* Instructions for the task
Omit all pictures, then retype the data exactly as given.

* Data provided

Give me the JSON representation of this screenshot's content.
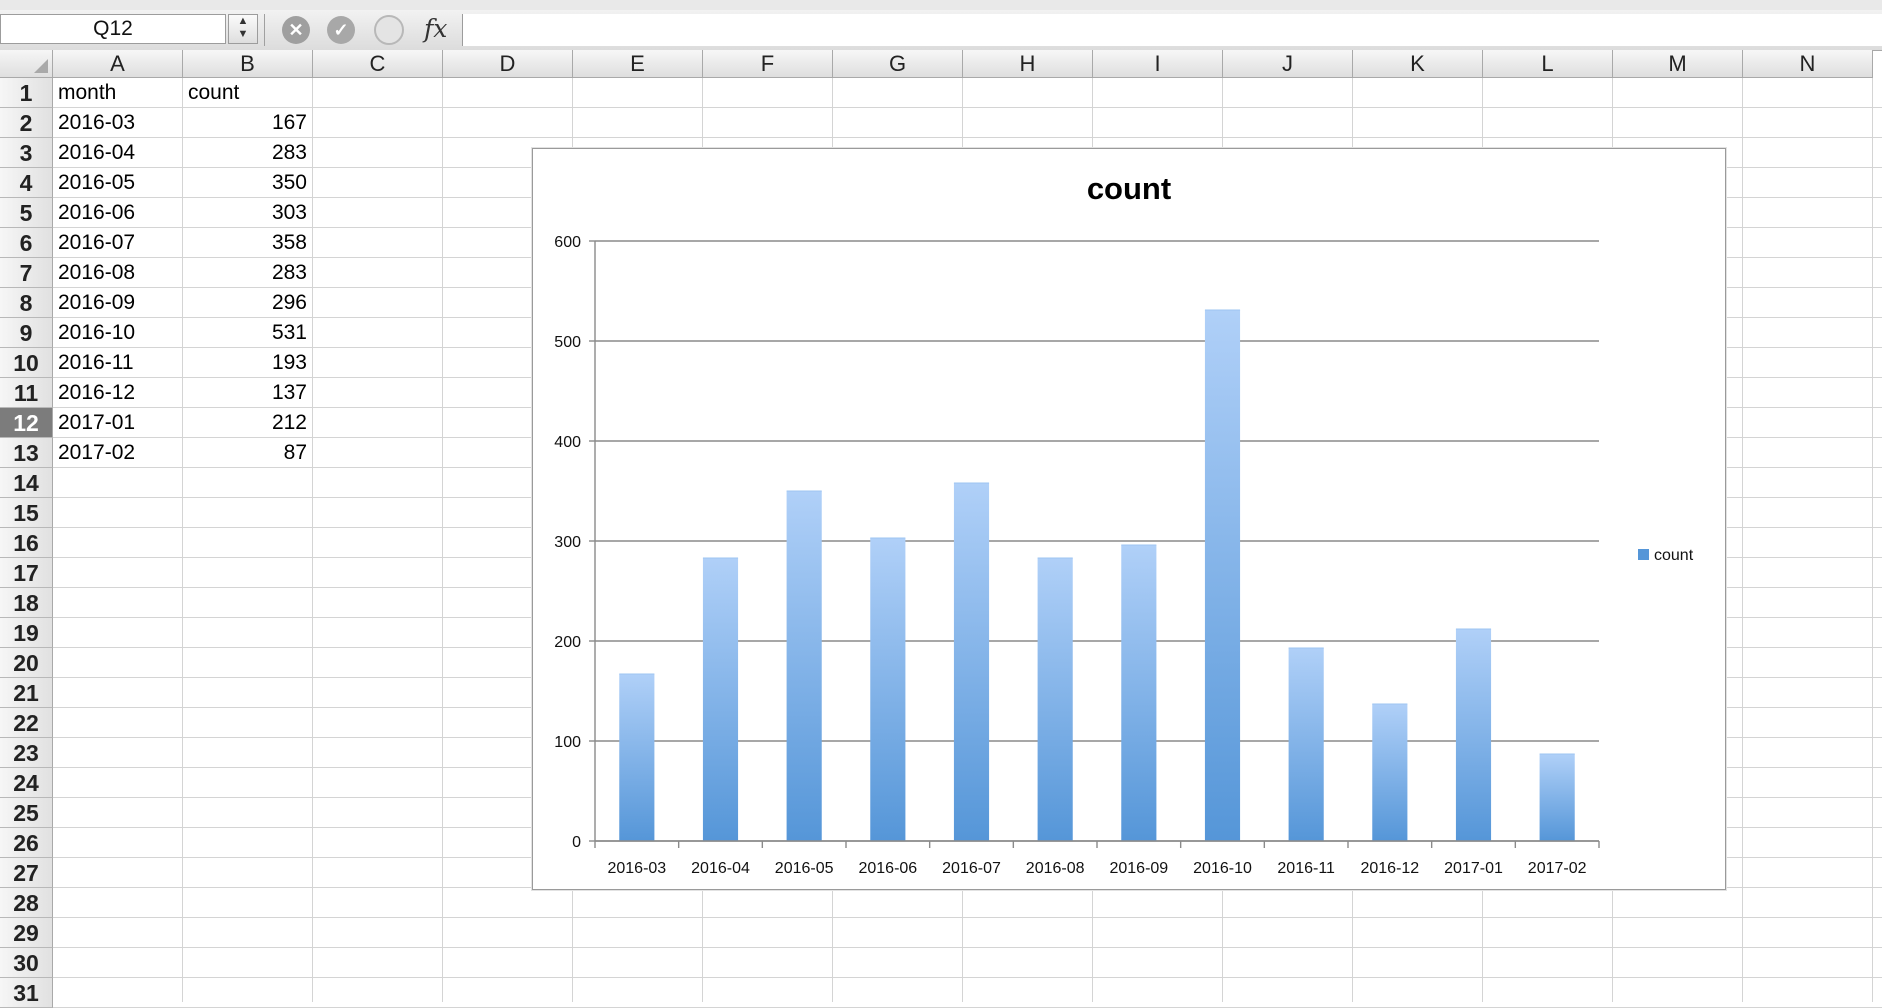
{
  "formula_bar": {
    "name_box": "Q12",
    "stepper": "▲\n▼",
    "cancel_icon": "✕",
    "enter_icon": "✓",
    "fx": "fx",
    "formula": ""
  },
  "sheet": {
    "columns": [
      "A",
      "B",
      "C",
      "D",
      "E",
      "F",
      "G",
      "H",
      "I",
      "J",
      "K",
      "L",
      "M",
      "N"
    ],
    "rows": [
      "1",
      "2",
      "3",
      "4",
      "5",
      "6",
      "7",
      "8",
      "9",
      "10",
      "11",
      "12",
      "13",
      "14",
      "15",
      "16",
      "17",
      "18",
      "19",
      "20",
      "21",
      "22",
      "23",
      "24",
      "25",
      "26",
      "27",
      "28",
      "29",
      "30",
      "31"
    ],
    "active_row": "12",
    "header_cells": [
      "month",
      "count"
    ],
    "data_rows": [
      {
        "month": "2016-03",
        "count": "167"
      },
      {
        "month": "2016-04",
        "count": "283"
      },
      {
        "month": "2016-05",
        "count": "350"
      },
      {
        "month": "2016-06",
        "count": "303"
      },
      {
        "month": "2016-07",
        "count": "358"
      },
      {
        "month": "2016-08",
        "count": "283"
      },
      {
        "month": "2016-09",
        "count": "296"
      },
      {
        "month": "2016-10",
        "count": "531"
      },
      {
        "month": "2016-11",
        "count": "193"
      },
      {
        "month": "2016-12",
        "count": "137"
      },
      {
        "month": "2017-01",
        "count": "212"
      },
      {
        "month": "2017-02",
        "count": "87"
      }
    ]
  },
  "chart_data": {
    "type": "bar",
    "title": "count",
    "categories": [
      "2016-03",
      "2016-04",
      "2016-05",
      "2016-06",
      "2016-07",
      "2016-08",
      "2016-09",
      "2016-10",
      "2016-11",
      "2016-12",
      "2017-01",
      "2017-02"
    ],
    "series": [
      {
        "name": "count",
        "values": [
          167,
          283,
          350,
          303,
          358,
          283,
          296,
          531,
          193,
          137,
          212,
          87
        ]
      }
    ],
    "ylim": [
      0,
      600
    ],
    "yticks": [
      0,
      100,
      200,
      300,
      400,
      500,
      600
    ],
    "grid": true,
    "legend": "right",
    "bar_color_top": "#b0d0f8",
    "bar_color_bottom": "#5596d8"
  }
}
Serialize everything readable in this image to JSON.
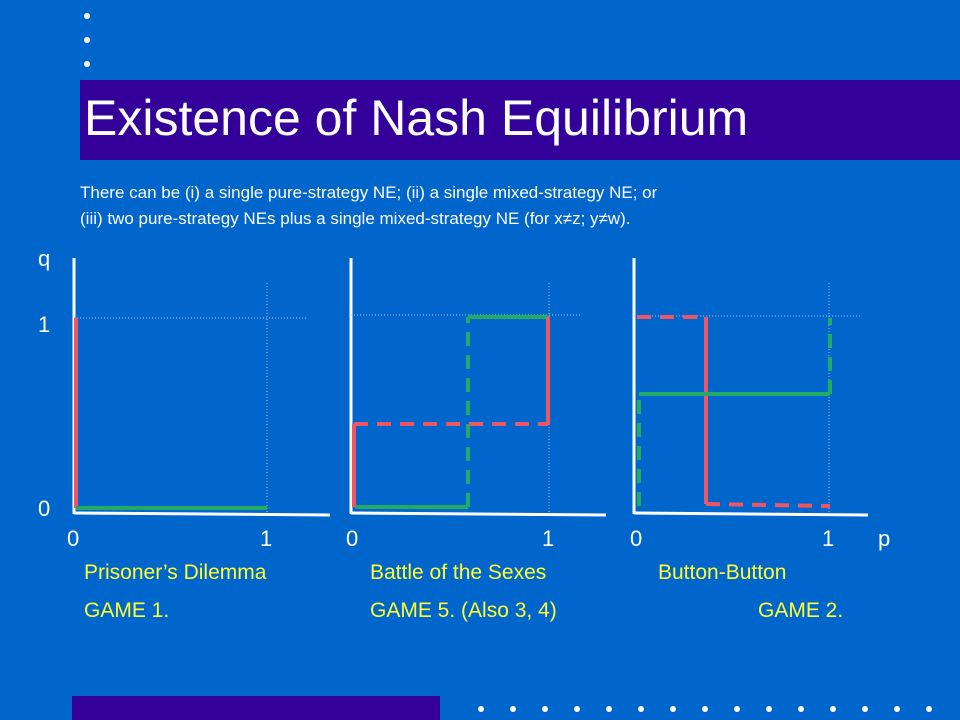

* Result
Give me the JSON representation of this screenshot's content.
{
  "formula_bar": {
    "name_box": "Q12",
    "stepper": "▲\n▼",
    "cancel_icon": "✕",
    "enter_icon": "✓",
    "fx": "fx",
    "formula": ""
  },
  "sheet": {
    "columns": [
      "A",
      "B",
      "C",
      "D",
      "E",
      "F",
      "G",
      "H",
      "I",
      "J",
      "K",
      "L",
      "M",
      "N"
    ],
    "rows": [
      "1",
      "2",
      "3",
      "4",
      "5",
      "6",
      "7",
      "8",
      "9",
      "10",
      "11",
      "12",
      "13",
      "14",
      "15",
      "16",
      "17",
      "18",
      "19",
      "20",
      "21",
      "22",
      "23",
      "24",
      "25",
      "26",
      "27",
      "28",
      "29",
      "30",
      "31"
    ],
    "active_row": "12",
    "header_cells": [
      "month",
      "count"
    ],
    "data_rows": [
      {
        "month": "2016-03",
        "count": "167"
      },
      {
        "month": "2016-04",
        "count": "283"
      },
      {
        "month": "2016-05",
        "count": "350"
      },
      {
        "month": "2016-06",
        "count": "303"
      },
      {
        "month": "2016-07",
        "count": "358"
      },
      {
        "month": "2016-08",
        "count": "283"
      },
      {
        "month": "2016-09",
        "count": "296"
      },
      {
        "month": "2016-10",
        "count": "531"
      },
      {
        "month": "2016-11",
        "count": "193"
      },
      {
        "month": "2016-12",
        "count": "137"
      },
      {
        "month": "2017-01",
        "count": "212"
      },
      {
        "month": "2017-02",
        "count": "87"
      }
    ]
  },
  "chart_data": {
    "type": "bar",
    "title": "count",
    "categories": [
      "2016-03",
      "2016-04",
      "2016-05",
      "2016-06",
      "2016-07",
      "2016-08",
      "2016-09",
      "2016-10",
      "2016-11",
      "2016-12",
      "2017-01",
      "2017-02"
    ],
    "series": [
      {
        "name": "count",
        "values": [
          167,
          283,
          350,
          303,
          358,
          283,
          296,
          531,
          193,
          137,
          212,
          87
        ]
      }
    ],
    "ylim": [
      0,
      600
    ],
    "yticks": [
      0,
      100,
      200,
      300,
      400,
      500,
      600
    ],
    "grid": true,
    "legend": "right",
    "bar_color_top": "#b0d0f8",
    "bar_color_bottom": "#5596d8"
  }
}
Serialize everything readable in this image to JSON.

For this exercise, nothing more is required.